**** Supplied data
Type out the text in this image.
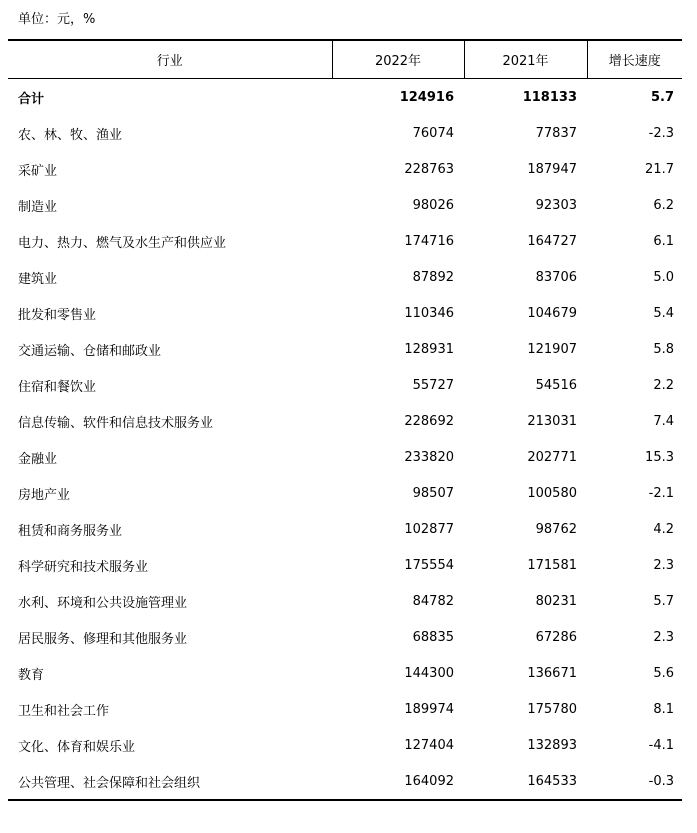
单位：元，%
行业	2022年	2021年	增长速度
合计	124916	118133	5.7
农、林、牧、渔业	76074	77837	-2.3
采矿业	228763	187947	21.7
制造业	98026	92303	6.2
电力、热力、燃气及水生产和供应业	174716	164727	6.1
建筑业	87892	83706	5.0
批发和零售业	110346	104679	5.4
交通运输、仓储和邮政业	128931	121907	5.8
住宿和餐饮业	55727	54516	2.2
信息传输、软件和信息技术服务业	228692	213031	7.4
金融业	233820	202771	15.3
房地产业	98507	100580	-2.1
租赁和商务服务业	102877	98762	4.2
科学研究和技术服务业	175554	171581	2.3
水利、环境和公共设施管理业	84782	80231	5.7
居民服务、修理和其他服务业	68835	67286	2.3
教育	144300	136671	5.6
卫生和社会工作	189974	175780	8.1
文化、体育和娱乐业	127404	132893	-4.1
公共管理、社会保障和社会组织	164092	164533	-0.3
********
- Given exercise -
Transcribe the material exactly, leaving every picture out.

- Result of this exercise -
Type out the text in this image.
单位：元，%
行业	2022年	2021年	增长速度
合计	124916	118133	5.7
农、林、牧、渔业	76074	77837	-2.3
采矿业	228763	187947	21.7
制造业	98026	92303	6.2
电力、热力、燃气及水生产和供应业	174716	164727	6.1
建筑业	87892	83706	5.0
批发和零售业	110346	104679	5.4
交通运输、仓储和邮政业	128931	121907	5.8
住宿和餐饮业	55727	54516	2.2
信息传输、软件和信息技术服务业	228692	213031	7.4
金融业	233820	202771	15.3
房地产业	98507	100580	-2.1
租赁和商务服务业	102877	98762	4.2
科学研究和技术服务业	175554	171581	2.3
水利、环境和公共设施管理业	84782	80231	5.7
居民服务、修理和其他服务业	68835	67286	2.3
教育	144300	136671	5.6
卫生和社会工作	189974	175780	8.1
文化、体育和娱乐业	127404	132893	-4.1
公共管理、社会保障和社会组织	164092	164533	-0.3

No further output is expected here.